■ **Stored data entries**
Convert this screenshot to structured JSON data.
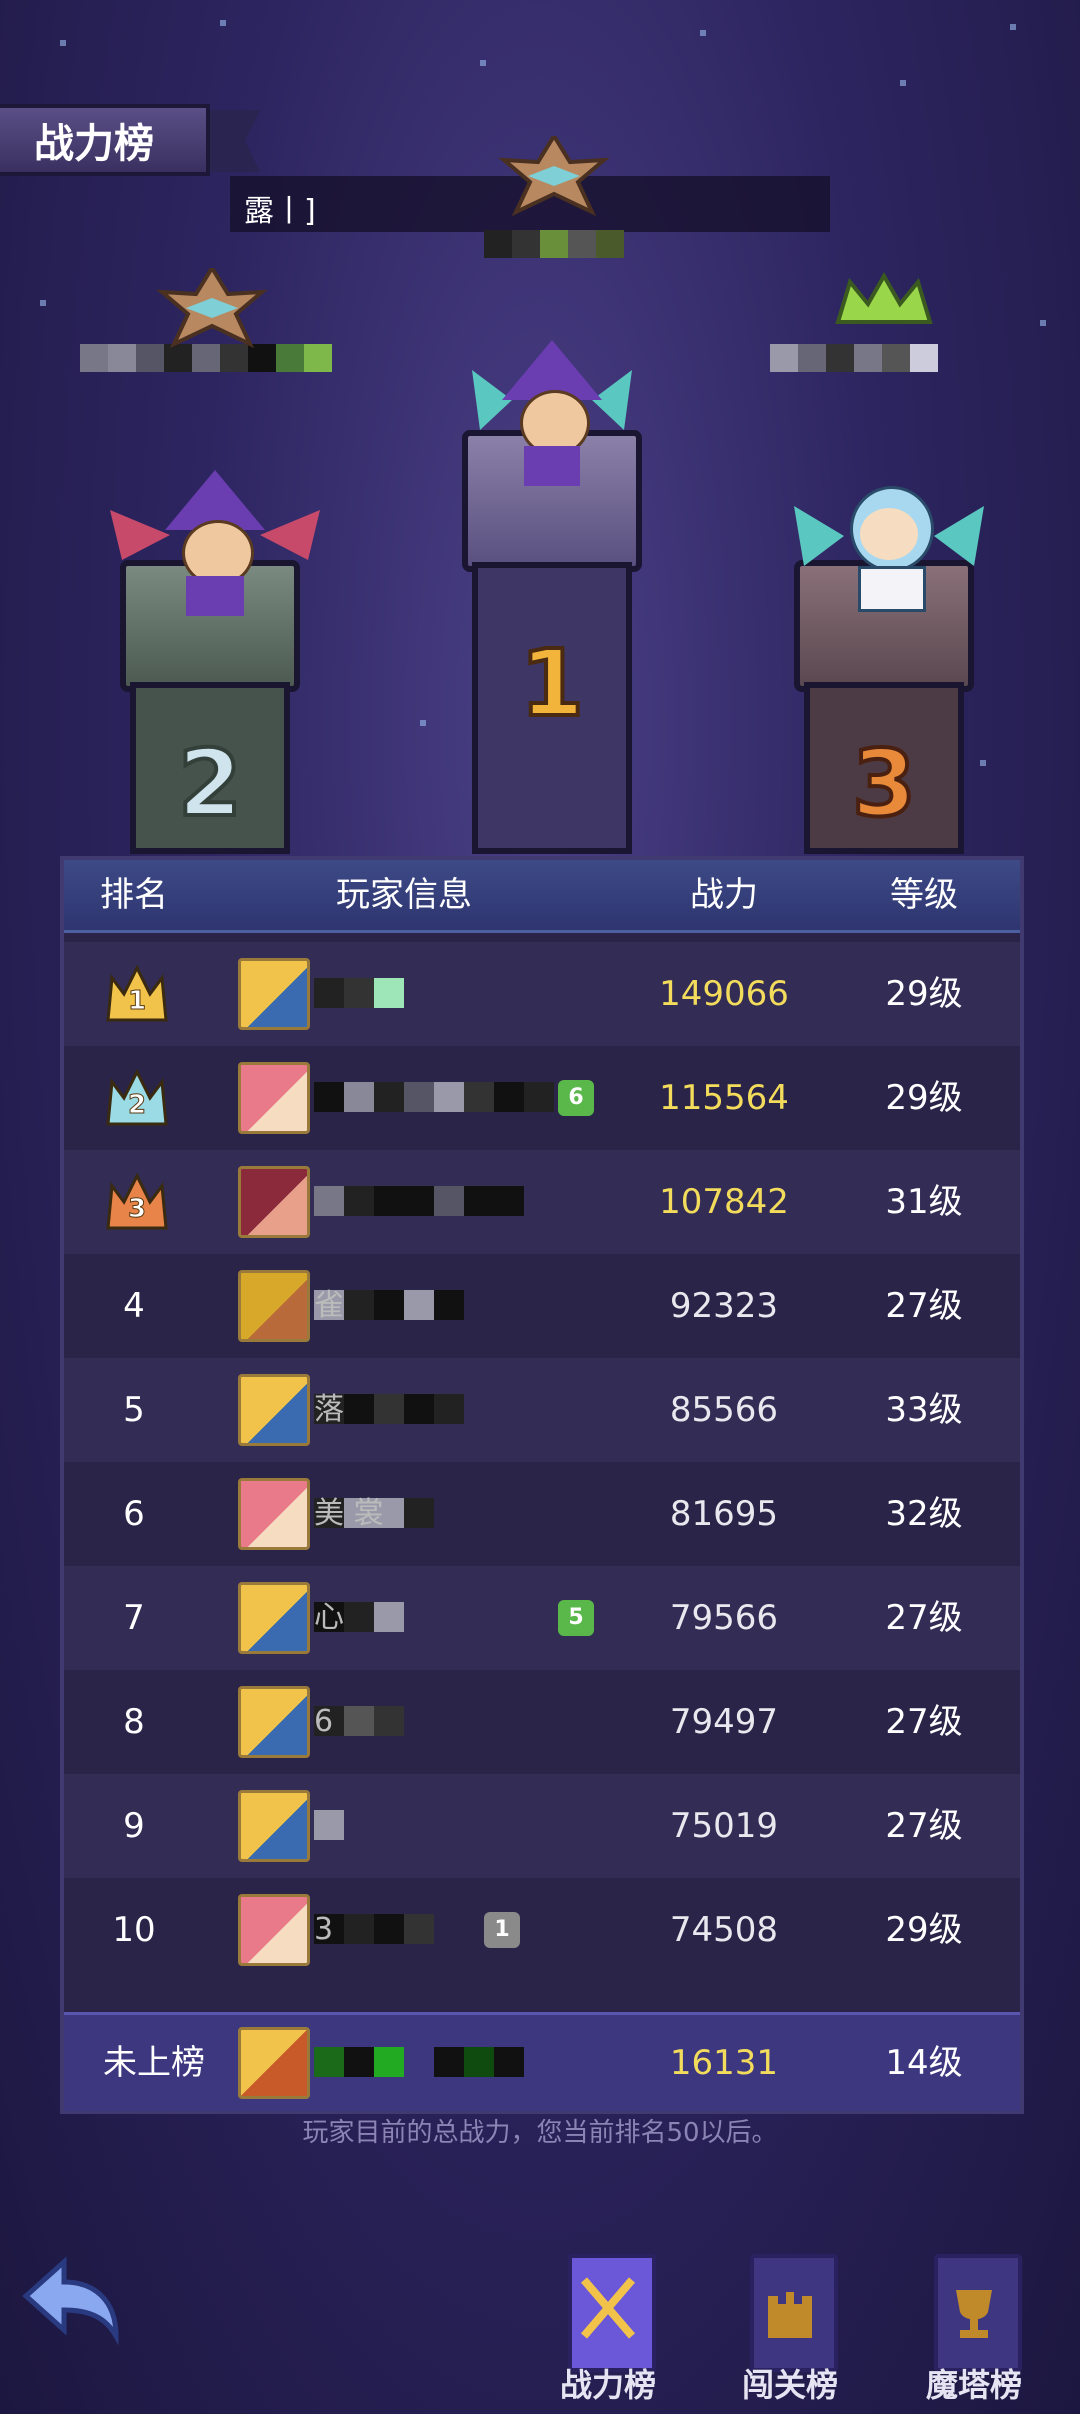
{
  "page_title": "战力榜",
  "podium": {
    "first_name_fragment": "露丨]",
    "ranks": [
      "1",
      "2",
      "3"
    ]
  },
  "table": {
    "headers": [
      "排名",
      "玩家信息",
      "战力",
      "等级"
    ],
    "rows": [
      {
        "rank": "1",
        "power": "149066",
        "level": "29级",
        "name_fragment": "",
        "badge": "",
        "avatar": "blond"
      },
      {
        "rank": "2",
        "power": "115564",
        "level": "29级",
        "name_fragment": "",
        "badge": "6",
        "avatar": "pink"
      },
      {
        "rank": "3",
        "power": "107842",
        "level": "31级",
        "name_fragment": "",
        "badge": "",
        "avatar": "red"
      },
      {
        "rank": "4",
        "power": "92323",
        "level": "27级",
        "name_fragment": "雀",
        "badge": "",
        "avatar": "gold"
      },
      {
        "rank": "5",
        "power": "85566",
        "level": "33级",
        "name_fragment": "落",
        "badge": "",
        "avatar": "blond"
      },
      {
        "rank": "6",
        "power": "81695",
        "level": "32级",
        "name_fragment": "美  裳",
        "badge": "",
        "avatar": "pink"
      },
      {
        "rank": "7",
        "power": "79566",
        "level": "27级",
        "name_fragment": "心",
        "badge": "5",
        "avatar": "blond"
      },
      {
        "rank": "8",
        "power": "79497",
        "level": "27级",
        "name_fragment": "6",
        "badge": "",
        "avatar": "blond"
      },
      {
        "rank": "9",
        "power": "75019",
        "level": "27级",
        "name_fragment": "",
        "badge": "",
        "avatar": "blond"
      },
      {
        "rank": "10",
        "power": "74508",
        "level": "29级",
        "name_fragment": "3",
        "badge": "1",
        "avatar": "pink"
      }
    ],
    "my_row": {
      "rank": "未上榜",
      "power": "16131",
      "level": "14级"
    }
  },
  "footer_note": "玩家目前的总战力，您当前排名50以后。",
  "nav": {
    "tabs": [
      {
        "label": "战力榜",
        "active": true
      },
      {
        "label": "闯关榜",
        "active": false
      },
      {
        "label": "魔塔榜",
        "active": false
      }
    ]
  },
  "colors": {
    "gold_power": "#f3dc5c",
    "header": "#2e3570",
    "my_row": "#3d3780"
  }
}
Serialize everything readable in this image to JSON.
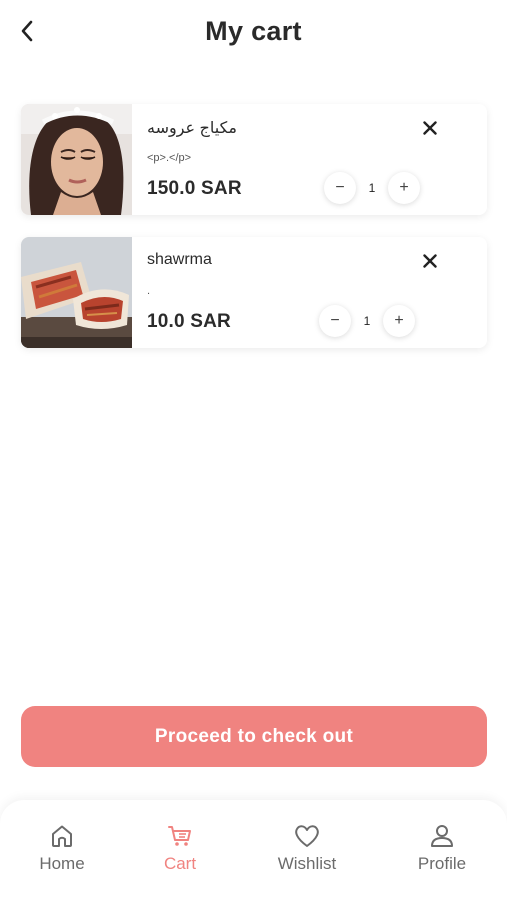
{
  "header": {
    "title": "My cart",
    "back_icon": "chevron-left-icon"
  },
  "cart": {
    "items": [
      {
        "name": "مكياج عروسه",
        "description": "<p>.</p>",
        "price": "150.0 SAR",
        "quantity": "1",
        "image": "bride-makeup-photo"
      },
      {
        "name": "shawrma",
        "description": ".",
        "price": "10.0 SAR",
        "quantity": "1",
        "image": "shawarma-photo"
      }
    ]
  },
  "stepper": {
    "minus": "−",
    "plus": "+"
  },
  "checkout": {
    "label": "Proceed to check out",
    "color": "#f08380"
  },
  "nav": {
    "items": [
      {
        "label": "Home",
        "icon": "home-icon"
      },
      {
        "label": "Cart",
        "icon": "cart-icon",
        "active": true
      },
      {
        "label": "Wishlist",
        "icon": "heart-icon"
      },
      {
        "label": "Profile",
        "icon": "user-icon"
      }
    ],
    "active_color": "#f08380",
    "inactive_color": "#6b6b6b"
  }
}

■ **EXERCISE**
Using the material above, set down every line exactly, but skip the pictures.

■ **EXERCISE RESPONSE**
Convert this screenshot to structured JSON data.
{
  "page_title": "战力榜",
  "podium": {
    "first_name_fragment": "露丨]",
    "ranks": [
      "1",
      "2",
      "3"
    ]
  },
  "table": {
    "headers": [
      "排名",
      "玩家信息",
      "战力",
      "等级"
    ],
    "rows": [
      {
        "rank": "1",
        "power": "149066",
        "level": "29级",
        "name_fragment": "",
        "badge": "",
        "avatar": "blond"
      },
      {
        "rank": "2",
        "power": "115564",
        "level": "29级",
        "name_fragment": "",
        "badge": "6",
        "avatar": "pink"
      },
      {
        "rank": "3",
        "power": "107842",
        "level": "31级",
        "name_fragment": "",
        "badge": "",
        "avatar": "red"
      },
      {
        "rank": "4",
        "power": "92323",
        "level": "27级",
        "name_fragment": "雀",
        "badge": "",
        "avatar": "gold"
      },
      {
        "rank": "5",
        "power": "85566",
        "level": "33级",
        "name_fragment": "落",
        "badge": "",
        "avatar": "blond"
      },
      {
        "rank": "6",
        "power": "81695",
        "level": "32级",
        "name_fragment": "美  裳",
        "badge": "",
        "avatar": "pink"
      },
      {
        "rank": "7",
        "power": "79566",
        "level": "27级",
        "name_fragment": "心",
        "badge": "5",
        "avatar": "blond"
      },
      {
        "rank": "8",
        "power": "79497",
        "level": "27级",
        "name_fragment": "6",
        "badge": "",
        "avatar": "blond"
      },
      {
        "rank": "9",
        "power": "75019",
        "level": "27级",
        "name_fragment": "",
        "badge": "",
        "avatar": "blond"
      },
      {
        "rank": "10",
        "power": "74508",
        "level": "29级",
        "name_fragment": "3",
        "badge": "1",
        "avatar": "pink"
      }
    ],
    "my_row": {
      "rank": "未上榜",
      "power": "16131",
      "level": "14级"
    }
  },
  "footer_note": "玩家目前的总战力，您当前排名50以后。",
  "nav": {
    "tabs": [
      {
        "label": "战力榜",
        "active": true
      },
      {
        "label": "闯关榜",
        "active": false
      },
      {
        "label": "魔塔榜",
        "active": false
      }
    ]
  },
  "colors": {
    "gold_power": "#f3dc5c",
    "header": "#2e3570",
    "my_row": "#3d3780"
  }
}
Serialize everything readable in this image to JSON.
{
  "header": {
    "title": "My cart",
    "back_icon": "chevron-left-icon"
  },
  "cart": {
    "items": [
      {
        "name": "مكياج عروسه",
        "description": "<p>.</p>",
        "price": "150.0 SAR",
        "quantity": "1",
        "image": "bride-makeup-photo"
      },
      {
        "name": "shawrma",
        "description": ".",
        "price": "10.0 SAR",
        "quantity": "1",
        "image": "shawarma-photo"
      }
    ]
  },
  "stepper": {
    "minus": "−",
    "plus": "+"
  },
  "checkout": {
    "label": "Proceed to check out",
    "color": "#f08380"
  },
  "nav": {
    "items": [
      {
        "label": "Home",
        "icon": "home-icon"
      },
      {
        "label": "Cart",
        "icon": "cart-icon",
        "active": true
      },
      {
        "label": "Wishlist",
        "icon": "heart-icon"
      },
      {
        "label": "Profile",
        "icon": "user-icon"
      }
    ],
    "active_color": "#f08380",
    "inactive_color": "#6b6b6b"
  }
}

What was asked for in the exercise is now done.